## Written request
Across the entries below, how many lines contain the word "true"? Give the number alone.

## Data section
* * *

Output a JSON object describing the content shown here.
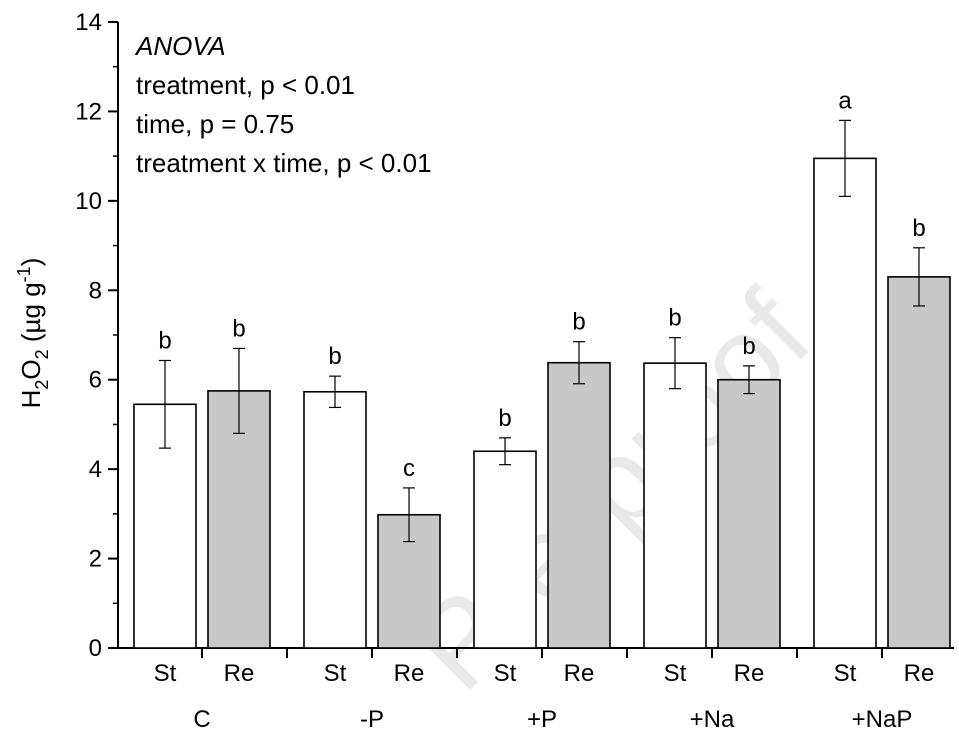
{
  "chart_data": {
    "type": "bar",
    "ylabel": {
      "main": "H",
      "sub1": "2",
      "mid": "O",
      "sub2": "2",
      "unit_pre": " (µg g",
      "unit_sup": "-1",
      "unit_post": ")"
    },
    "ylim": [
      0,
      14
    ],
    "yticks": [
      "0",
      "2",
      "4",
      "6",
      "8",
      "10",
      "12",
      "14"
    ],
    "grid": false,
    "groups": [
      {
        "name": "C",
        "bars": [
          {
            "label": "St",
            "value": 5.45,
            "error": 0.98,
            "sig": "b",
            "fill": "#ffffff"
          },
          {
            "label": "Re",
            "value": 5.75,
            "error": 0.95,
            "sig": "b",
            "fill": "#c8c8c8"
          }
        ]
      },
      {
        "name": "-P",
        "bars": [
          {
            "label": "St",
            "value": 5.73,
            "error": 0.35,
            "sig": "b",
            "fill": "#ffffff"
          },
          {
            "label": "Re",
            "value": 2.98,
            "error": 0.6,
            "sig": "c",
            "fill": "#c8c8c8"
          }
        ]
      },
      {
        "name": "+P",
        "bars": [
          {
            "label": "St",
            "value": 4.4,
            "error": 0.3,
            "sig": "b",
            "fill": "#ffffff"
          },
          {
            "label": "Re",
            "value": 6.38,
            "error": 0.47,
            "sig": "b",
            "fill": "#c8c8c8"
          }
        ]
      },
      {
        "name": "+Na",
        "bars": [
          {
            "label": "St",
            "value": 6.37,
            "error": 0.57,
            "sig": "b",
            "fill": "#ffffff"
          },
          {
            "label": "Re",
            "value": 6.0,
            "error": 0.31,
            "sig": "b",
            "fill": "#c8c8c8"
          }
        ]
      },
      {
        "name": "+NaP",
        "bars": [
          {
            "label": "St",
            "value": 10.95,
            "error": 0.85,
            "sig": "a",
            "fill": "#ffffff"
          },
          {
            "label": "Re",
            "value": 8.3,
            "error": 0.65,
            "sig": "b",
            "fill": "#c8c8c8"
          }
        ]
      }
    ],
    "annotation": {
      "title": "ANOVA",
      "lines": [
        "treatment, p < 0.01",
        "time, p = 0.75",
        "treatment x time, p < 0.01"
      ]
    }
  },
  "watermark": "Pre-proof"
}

* * *

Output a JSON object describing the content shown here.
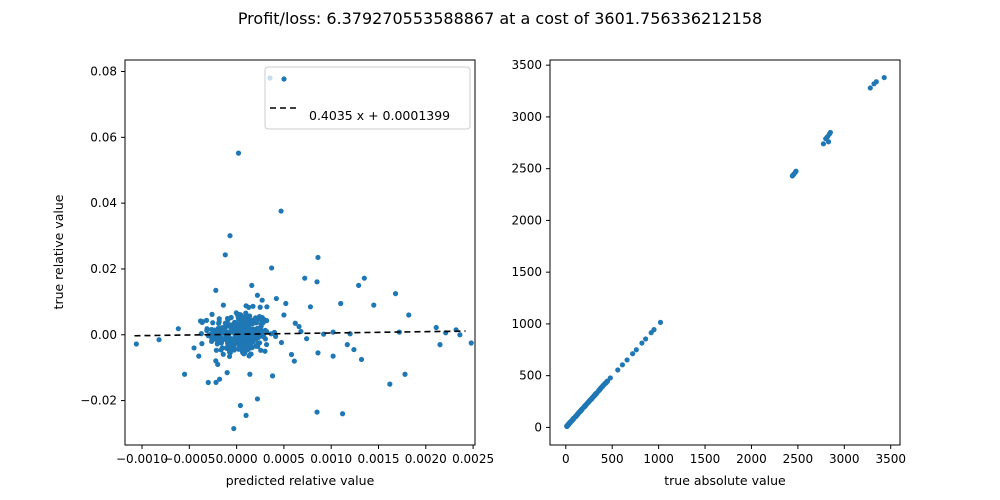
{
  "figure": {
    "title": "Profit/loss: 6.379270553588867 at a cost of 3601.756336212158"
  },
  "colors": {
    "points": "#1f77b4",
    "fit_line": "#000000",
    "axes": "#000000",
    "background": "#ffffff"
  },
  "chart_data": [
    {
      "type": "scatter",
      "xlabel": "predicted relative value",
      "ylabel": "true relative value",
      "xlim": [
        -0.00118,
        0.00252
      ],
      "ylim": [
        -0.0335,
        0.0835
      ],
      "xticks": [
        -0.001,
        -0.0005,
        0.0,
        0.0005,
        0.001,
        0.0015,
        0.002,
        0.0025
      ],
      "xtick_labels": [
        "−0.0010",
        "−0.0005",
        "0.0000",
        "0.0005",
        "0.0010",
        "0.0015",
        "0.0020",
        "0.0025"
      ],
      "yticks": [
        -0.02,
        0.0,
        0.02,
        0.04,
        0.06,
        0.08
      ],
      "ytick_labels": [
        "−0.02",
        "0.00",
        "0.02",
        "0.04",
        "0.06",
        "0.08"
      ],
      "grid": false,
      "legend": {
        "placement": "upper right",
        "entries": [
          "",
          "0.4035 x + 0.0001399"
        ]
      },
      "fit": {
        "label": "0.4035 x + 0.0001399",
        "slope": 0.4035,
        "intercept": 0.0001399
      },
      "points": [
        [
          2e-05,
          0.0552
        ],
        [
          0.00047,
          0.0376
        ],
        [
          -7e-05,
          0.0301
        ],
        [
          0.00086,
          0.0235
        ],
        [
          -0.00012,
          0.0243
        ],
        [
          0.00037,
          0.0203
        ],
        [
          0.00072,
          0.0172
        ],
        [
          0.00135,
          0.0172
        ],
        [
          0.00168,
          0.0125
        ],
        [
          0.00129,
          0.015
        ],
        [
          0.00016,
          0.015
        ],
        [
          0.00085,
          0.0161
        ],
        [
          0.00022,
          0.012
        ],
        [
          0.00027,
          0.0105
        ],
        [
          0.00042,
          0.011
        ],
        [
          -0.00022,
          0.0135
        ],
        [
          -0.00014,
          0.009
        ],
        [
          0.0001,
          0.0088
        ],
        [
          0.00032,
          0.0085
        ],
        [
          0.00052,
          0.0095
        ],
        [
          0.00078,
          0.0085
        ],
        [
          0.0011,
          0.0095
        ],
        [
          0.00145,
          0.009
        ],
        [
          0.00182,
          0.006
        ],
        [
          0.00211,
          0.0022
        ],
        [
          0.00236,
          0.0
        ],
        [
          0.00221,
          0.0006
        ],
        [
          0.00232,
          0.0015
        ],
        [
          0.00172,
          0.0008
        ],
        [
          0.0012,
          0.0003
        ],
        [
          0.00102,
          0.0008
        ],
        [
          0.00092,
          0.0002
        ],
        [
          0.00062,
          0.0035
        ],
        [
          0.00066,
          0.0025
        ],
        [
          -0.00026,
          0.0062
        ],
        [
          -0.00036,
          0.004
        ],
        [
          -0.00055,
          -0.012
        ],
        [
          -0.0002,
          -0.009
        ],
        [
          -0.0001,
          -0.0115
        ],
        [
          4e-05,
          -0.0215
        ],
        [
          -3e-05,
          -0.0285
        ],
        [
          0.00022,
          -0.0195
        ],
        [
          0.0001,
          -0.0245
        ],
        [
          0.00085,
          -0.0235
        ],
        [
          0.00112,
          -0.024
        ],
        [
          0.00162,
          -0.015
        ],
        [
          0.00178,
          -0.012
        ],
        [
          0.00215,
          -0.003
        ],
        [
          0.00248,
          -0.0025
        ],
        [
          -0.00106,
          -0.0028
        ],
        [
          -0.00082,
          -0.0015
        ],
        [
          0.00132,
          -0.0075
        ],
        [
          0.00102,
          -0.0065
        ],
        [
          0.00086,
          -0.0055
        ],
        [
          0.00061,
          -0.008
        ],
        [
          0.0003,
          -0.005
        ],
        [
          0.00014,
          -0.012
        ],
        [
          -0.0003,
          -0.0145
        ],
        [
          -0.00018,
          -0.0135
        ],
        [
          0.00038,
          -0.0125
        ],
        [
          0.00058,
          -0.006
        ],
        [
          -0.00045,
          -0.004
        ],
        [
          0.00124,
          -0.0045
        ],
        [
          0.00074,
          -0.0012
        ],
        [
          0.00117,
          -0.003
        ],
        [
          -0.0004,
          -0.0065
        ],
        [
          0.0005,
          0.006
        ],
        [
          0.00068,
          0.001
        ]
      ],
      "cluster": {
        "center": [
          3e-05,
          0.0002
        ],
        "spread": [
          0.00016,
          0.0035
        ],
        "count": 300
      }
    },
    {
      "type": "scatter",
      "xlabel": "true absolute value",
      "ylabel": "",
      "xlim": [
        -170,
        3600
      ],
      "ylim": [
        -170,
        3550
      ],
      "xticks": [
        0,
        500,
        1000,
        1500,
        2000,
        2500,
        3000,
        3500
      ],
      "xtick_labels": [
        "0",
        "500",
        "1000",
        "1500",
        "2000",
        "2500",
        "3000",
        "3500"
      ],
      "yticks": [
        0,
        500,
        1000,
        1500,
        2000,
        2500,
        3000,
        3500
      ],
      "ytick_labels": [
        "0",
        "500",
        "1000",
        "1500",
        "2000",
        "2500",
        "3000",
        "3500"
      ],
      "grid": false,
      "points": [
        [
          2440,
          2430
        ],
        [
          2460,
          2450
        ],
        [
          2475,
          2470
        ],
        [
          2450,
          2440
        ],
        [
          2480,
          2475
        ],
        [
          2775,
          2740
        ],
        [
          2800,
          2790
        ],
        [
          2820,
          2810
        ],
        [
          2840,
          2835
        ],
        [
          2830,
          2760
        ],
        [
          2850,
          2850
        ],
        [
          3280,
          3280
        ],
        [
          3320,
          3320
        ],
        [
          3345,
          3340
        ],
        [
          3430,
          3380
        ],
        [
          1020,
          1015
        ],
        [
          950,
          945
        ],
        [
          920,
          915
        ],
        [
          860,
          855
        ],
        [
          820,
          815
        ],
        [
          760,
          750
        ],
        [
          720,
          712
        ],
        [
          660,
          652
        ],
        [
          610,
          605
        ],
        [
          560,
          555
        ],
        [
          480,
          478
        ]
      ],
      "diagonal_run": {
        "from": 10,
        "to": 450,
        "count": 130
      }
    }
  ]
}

* * *

## Full answer
2